● Фрагмент текста
Имеет смысл уточнить, что эссе было опубликовано в 1965 году. То есть мечта об авторе-персонаже родилась задолго до “рождения” Ажара и настолько манила Гари, что он посвятил ей не одну сотню страниц — труд немалый даже для плодовитого писателя. Значит, речь идет не просто о литературной игре, о шутке, об остроумной мистификации, но именно о смешении искусства и жизни. О внедрении вымысла — в реальность. И о подчинении реальности — творческой фантазии. Увлеченный своей великолепной “фантастической эпопеей”, Гари предложил племяннику принять в ней скромное участие — не опасаясь, видимо, что тот захочет большего. Павлович захотел. Он предъявил журналистам свою настоящую биографию, принялся давать интервью, мелькать в светско-литературном бомонде; он потребовал “ажаровские” черновики — чтоб “не зависеть” от дяди. И что было для Гари хуже всего, он “слился с персонажем. Его “ажаровская” внешность, лукавство, темперамент... всех убедили... Материализовавшись, Ажар вытеснил меня из мифа”. И это был конец так блистательно начатой новой жизни...

● Поставленная задача A
Передайте содержание фрагмента о Гари и Ажаре в двух предложениях.
● Поставленная задача B
Соответствуют ли фрагменту утверждения (i) «Эссе было опубликовано в 1965 году», (ii) «Павлович довольствовался скромным участием, которое ему предложили» и (iii) «Павлович потребовал черновики, чтобы не зависеть от дяди»? На каждое ответьте «да» или «нет» и приведите решающие слова фрагмента.
● Поставленная задача C
Сколько страниц, согласно фрагменту, Гари посвятил мечте об авторе-персонаже?

● Исходный материал

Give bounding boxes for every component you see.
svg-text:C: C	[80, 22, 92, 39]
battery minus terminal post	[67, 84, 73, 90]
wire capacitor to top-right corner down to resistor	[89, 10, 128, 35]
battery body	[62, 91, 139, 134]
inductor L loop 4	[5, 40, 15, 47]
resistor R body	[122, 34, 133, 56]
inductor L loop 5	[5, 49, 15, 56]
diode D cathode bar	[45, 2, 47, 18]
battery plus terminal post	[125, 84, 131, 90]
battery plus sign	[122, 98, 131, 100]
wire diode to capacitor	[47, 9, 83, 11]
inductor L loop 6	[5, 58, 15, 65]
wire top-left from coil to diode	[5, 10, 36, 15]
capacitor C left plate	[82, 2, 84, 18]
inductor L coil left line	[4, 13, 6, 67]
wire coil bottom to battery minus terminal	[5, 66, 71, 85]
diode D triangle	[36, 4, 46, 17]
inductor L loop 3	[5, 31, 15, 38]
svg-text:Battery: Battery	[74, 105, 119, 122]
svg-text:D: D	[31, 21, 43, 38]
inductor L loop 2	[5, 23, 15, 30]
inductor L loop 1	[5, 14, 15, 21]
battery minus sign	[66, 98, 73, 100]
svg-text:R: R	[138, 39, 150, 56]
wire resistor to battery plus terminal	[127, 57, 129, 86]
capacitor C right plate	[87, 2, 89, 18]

---

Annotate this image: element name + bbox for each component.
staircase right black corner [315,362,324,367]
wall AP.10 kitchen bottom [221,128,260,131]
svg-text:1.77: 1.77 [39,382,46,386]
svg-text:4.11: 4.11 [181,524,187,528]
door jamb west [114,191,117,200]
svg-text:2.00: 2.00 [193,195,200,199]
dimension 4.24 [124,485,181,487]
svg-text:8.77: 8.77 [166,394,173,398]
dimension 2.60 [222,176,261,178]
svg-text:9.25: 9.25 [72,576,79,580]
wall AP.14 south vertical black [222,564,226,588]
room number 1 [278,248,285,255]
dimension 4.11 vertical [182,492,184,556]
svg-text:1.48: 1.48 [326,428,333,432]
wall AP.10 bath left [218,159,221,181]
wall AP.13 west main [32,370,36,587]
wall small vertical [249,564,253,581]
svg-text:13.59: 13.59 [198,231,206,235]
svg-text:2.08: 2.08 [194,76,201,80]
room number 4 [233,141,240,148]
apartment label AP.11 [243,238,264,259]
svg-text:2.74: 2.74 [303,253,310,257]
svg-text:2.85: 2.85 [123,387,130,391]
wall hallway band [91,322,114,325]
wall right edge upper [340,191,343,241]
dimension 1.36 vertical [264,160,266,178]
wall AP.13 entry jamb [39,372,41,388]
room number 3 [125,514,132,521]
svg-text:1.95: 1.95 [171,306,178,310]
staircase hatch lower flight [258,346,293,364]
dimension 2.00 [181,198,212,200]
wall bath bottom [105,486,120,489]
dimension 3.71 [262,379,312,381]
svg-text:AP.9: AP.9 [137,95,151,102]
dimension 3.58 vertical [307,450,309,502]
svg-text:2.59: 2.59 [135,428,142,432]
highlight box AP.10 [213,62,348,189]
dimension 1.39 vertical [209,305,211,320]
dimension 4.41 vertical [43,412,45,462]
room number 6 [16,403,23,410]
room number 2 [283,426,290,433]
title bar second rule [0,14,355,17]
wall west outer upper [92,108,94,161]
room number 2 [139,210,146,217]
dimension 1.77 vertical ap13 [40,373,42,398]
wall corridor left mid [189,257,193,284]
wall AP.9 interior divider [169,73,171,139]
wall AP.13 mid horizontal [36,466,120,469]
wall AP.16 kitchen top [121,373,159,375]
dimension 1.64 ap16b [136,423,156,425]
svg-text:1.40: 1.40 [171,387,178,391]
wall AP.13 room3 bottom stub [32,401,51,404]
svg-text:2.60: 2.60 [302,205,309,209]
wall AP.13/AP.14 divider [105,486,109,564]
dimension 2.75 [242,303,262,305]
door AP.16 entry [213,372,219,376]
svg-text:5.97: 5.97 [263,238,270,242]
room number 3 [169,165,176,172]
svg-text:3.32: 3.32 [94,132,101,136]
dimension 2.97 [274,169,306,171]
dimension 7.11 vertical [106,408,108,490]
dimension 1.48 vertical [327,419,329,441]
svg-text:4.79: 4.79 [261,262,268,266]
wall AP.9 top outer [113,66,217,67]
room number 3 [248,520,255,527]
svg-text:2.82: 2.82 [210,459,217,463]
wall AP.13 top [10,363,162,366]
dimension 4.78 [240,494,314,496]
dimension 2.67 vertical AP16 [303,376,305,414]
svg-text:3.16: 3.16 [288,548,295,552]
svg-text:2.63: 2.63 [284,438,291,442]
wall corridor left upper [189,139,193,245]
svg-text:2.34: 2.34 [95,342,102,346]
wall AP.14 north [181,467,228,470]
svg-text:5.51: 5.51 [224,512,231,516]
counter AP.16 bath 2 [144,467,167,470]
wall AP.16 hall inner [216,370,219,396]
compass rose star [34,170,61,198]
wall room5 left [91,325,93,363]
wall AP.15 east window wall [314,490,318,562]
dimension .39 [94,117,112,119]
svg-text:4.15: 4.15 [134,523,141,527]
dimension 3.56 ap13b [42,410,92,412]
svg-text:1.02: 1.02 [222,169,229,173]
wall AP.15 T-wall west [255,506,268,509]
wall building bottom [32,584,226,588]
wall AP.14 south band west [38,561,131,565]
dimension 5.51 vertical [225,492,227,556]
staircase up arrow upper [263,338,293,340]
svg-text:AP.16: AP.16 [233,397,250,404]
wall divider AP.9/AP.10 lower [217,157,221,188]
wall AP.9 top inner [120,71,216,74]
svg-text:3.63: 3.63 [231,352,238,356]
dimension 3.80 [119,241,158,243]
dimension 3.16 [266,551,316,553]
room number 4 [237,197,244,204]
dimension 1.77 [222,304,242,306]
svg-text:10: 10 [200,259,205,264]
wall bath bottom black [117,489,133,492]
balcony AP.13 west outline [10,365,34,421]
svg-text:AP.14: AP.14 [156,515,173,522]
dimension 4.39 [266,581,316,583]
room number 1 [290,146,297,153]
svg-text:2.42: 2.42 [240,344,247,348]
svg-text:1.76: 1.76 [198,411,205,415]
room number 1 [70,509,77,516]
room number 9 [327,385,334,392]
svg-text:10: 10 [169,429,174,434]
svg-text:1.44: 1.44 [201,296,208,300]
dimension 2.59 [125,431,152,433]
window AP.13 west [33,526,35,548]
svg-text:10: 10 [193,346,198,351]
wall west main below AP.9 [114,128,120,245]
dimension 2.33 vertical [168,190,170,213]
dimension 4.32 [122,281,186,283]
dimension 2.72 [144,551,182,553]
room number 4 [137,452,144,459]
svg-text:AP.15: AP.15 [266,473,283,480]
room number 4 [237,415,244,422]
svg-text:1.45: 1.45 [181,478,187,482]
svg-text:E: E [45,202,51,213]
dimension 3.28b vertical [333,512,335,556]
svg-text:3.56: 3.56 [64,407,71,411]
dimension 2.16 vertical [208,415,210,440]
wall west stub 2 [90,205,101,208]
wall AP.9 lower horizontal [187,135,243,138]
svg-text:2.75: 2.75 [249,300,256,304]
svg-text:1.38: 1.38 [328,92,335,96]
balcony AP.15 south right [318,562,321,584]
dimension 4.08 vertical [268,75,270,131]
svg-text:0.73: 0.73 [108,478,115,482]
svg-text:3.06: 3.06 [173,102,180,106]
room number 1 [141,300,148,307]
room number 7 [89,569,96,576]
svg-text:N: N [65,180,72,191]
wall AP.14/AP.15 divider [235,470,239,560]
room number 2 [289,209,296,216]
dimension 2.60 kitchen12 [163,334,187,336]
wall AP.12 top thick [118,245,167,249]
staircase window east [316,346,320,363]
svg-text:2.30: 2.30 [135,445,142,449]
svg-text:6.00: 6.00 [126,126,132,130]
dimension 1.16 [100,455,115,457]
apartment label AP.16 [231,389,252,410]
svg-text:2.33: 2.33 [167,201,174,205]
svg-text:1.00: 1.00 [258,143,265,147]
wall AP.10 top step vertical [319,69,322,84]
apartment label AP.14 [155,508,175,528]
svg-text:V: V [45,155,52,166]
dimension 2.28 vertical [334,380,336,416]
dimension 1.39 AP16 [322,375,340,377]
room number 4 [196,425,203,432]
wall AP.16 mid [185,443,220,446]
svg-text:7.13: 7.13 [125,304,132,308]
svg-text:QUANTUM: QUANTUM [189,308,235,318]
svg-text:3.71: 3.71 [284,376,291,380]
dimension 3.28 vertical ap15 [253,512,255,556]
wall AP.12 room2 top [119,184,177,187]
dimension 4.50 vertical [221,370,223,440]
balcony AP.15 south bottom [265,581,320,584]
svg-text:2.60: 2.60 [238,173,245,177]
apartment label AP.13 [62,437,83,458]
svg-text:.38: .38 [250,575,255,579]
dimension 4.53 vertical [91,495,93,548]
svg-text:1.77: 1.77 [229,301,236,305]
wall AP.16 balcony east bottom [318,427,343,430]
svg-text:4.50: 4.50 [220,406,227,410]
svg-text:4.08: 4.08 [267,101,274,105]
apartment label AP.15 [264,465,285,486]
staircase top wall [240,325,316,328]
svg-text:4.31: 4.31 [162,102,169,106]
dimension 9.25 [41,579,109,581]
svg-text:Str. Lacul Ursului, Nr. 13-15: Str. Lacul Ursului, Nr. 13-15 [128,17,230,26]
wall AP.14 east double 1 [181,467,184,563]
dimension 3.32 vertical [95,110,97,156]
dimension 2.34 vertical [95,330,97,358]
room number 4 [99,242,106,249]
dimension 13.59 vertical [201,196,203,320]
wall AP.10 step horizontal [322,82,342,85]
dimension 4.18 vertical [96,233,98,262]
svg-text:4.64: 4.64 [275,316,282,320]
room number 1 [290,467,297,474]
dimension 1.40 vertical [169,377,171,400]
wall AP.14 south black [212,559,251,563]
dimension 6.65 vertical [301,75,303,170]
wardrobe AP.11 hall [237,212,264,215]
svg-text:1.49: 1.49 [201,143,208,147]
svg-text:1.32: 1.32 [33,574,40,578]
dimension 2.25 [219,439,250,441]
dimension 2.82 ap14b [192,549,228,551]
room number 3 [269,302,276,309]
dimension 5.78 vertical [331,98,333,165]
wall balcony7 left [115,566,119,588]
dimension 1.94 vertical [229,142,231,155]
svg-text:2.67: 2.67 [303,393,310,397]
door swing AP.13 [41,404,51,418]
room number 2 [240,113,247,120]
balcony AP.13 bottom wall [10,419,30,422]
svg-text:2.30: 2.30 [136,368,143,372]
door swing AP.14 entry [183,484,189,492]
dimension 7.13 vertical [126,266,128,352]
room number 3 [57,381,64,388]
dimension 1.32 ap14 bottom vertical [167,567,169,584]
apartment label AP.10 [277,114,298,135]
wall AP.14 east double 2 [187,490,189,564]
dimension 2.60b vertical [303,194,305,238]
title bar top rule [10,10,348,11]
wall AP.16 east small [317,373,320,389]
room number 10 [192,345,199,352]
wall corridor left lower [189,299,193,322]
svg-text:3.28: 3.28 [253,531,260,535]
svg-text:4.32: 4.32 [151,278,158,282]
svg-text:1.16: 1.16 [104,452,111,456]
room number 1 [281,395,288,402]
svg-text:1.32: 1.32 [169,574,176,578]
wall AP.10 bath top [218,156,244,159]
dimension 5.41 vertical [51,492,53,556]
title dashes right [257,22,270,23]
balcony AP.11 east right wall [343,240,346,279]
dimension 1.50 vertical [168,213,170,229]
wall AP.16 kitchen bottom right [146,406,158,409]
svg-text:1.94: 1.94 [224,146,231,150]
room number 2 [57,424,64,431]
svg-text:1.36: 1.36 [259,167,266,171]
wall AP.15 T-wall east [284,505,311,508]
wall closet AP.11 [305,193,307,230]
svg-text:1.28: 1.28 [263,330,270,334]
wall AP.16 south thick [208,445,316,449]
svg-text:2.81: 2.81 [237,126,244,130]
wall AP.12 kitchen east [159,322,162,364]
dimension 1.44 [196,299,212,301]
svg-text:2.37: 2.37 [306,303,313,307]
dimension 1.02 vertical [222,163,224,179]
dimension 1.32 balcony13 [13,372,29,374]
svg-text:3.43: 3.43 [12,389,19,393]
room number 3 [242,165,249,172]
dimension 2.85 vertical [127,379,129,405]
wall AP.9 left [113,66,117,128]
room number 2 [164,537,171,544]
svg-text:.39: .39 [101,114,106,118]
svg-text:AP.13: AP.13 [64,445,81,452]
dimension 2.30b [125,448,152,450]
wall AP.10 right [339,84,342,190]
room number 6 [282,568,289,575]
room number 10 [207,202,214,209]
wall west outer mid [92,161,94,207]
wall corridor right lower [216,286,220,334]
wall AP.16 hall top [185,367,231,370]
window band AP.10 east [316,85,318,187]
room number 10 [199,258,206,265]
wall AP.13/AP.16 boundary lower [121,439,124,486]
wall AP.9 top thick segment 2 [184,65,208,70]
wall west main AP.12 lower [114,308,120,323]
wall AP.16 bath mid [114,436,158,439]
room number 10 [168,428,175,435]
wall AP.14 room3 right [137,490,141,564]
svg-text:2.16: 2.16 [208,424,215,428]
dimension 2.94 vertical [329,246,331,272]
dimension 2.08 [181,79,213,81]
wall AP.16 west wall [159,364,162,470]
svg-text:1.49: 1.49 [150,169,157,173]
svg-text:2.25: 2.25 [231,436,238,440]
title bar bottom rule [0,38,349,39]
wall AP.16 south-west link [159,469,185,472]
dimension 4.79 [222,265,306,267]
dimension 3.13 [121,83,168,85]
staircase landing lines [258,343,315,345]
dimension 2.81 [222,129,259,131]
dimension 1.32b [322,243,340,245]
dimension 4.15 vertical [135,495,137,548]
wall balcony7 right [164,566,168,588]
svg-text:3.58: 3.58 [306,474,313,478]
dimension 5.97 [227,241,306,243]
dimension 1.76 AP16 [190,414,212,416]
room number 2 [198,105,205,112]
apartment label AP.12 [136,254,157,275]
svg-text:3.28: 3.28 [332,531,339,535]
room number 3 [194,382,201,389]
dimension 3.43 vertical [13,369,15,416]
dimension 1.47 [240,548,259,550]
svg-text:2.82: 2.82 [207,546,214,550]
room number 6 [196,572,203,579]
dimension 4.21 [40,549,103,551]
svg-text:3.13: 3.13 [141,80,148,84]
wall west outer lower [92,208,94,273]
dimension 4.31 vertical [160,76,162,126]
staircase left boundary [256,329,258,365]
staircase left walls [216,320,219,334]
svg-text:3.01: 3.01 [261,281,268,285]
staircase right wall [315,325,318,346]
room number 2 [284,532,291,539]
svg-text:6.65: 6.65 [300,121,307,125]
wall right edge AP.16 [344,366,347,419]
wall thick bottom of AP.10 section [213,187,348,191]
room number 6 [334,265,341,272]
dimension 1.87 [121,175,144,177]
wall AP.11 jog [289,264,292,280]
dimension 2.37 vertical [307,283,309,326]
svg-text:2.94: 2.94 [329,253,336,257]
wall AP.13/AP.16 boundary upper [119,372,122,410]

● Результат выполнения A
Эссе вышло в 1965 году, а мечта Гари об авторе-персонаже родилась задолго до «рождения» Ажара и была не литературной игрой, а смешением искусства и жизни. Гари предложил племяннику скромное участие в своей «фантастической эпопее», однако Павлович захотел большего: давал интервью, потребовал «ажаровские» черновики и слился с персонажем, вытеснив Гари из мифа.

● Результат выполнения B
(i) Да: «эссе было опубликовано в 1965 году».
(ii) Нет: «Павлович захотел».
(iii) Да: «он потребовал “ажаровские” черновики — чтоб “не зависеть” от дяди».

● Результат выполнения C
Не одну сотню страниц.